# Available data start
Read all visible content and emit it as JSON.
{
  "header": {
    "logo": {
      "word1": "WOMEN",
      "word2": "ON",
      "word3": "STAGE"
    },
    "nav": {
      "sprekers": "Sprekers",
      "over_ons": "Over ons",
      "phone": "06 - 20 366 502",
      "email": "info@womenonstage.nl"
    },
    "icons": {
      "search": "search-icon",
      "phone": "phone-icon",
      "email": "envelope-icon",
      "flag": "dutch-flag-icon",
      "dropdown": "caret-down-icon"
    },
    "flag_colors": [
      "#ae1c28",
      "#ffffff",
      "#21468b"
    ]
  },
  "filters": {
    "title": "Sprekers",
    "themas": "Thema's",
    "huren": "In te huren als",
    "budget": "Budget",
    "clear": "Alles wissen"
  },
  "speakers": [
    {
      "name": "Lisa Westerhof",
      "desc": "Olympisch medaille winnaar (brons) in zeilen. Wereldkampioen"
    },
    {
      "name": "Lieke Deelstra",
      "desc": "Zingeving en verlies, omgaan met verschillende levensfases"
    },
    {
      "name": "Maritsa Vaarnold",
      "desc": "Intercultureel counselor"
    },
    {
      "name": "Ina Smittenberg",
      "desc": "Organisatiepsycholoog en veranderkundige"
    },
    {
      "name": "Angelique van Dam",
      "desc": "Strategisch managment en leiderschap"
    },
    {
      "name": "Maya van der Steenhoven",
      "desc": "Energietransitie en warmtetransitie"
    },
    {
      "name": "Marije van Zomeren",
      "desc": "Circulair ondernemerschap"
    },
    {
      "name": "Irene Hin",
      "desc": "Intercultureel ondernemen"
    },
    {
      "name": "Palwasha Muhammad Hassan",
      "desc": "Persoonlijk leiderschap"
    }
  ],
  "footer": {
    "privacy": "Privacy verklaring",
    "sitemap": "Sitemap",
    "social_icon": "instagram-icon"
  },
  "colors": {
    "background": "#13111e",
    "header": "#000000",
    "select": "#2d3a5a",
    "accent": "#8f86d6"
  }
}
# Available data end
**Exercise details**
Which lines hold the string "Intercultureel"? Copy all of them from the data above.

**Problem solution**
      "desc": "Intercultureel counselor"
      "desc": "Intercultureel ondernemen"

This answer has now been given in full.